What you should do
For the listing below, give the count of lines containing the string "napskritis" and nothing else.

Data
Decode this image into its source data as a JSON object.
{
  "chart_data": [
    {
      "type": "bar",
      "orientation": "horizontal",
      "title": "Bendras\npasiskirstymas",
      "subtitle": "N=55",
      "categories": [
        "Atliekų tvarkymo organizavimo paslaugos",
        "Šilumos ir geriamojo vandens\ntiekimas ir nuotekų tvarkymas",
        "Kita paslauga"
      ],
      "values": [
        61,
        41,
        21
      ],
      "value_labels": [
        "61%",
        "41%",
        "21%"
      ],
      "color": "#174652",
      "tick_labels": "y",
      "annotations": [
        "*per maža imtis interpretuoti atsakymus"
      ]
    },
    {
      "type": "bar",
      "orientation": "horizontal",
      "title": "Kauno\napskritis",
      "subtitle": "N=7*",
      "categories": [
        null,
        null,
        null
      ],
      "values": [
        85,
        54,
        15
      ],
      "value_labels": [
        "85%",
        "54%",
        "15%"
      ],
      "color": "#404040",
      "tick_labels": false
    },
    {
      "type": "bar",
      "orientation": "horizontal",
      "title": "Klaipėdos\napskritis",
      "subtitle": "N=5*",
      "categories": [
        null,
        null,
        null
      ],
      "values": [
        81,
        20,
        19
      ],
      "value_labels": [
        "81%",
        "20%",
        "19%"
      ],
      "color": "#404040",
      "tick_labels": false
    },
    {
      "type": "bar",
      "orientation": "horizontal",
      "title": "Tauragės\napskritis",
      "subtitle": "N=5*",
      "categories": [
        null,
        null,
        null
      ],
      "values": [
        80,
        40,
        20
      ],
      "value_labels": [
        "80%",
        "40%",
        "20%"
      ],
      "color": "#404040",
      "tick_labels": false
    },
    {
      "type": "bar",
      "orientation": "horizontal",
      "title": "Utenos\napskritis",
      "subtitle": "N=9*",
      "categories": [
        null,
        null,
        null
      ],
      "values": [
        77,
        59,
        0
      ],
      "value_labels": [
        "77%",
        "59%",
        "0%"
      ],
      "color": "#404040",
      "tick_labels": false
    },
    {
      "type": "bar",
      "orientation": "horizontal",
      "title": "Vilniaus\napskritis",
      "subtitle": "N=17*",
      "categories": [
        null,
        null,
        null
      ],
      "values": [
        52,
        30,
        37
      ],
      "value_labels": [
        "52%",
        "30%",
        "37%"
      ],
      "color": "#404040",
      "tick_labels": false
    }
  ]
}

Exercise output
5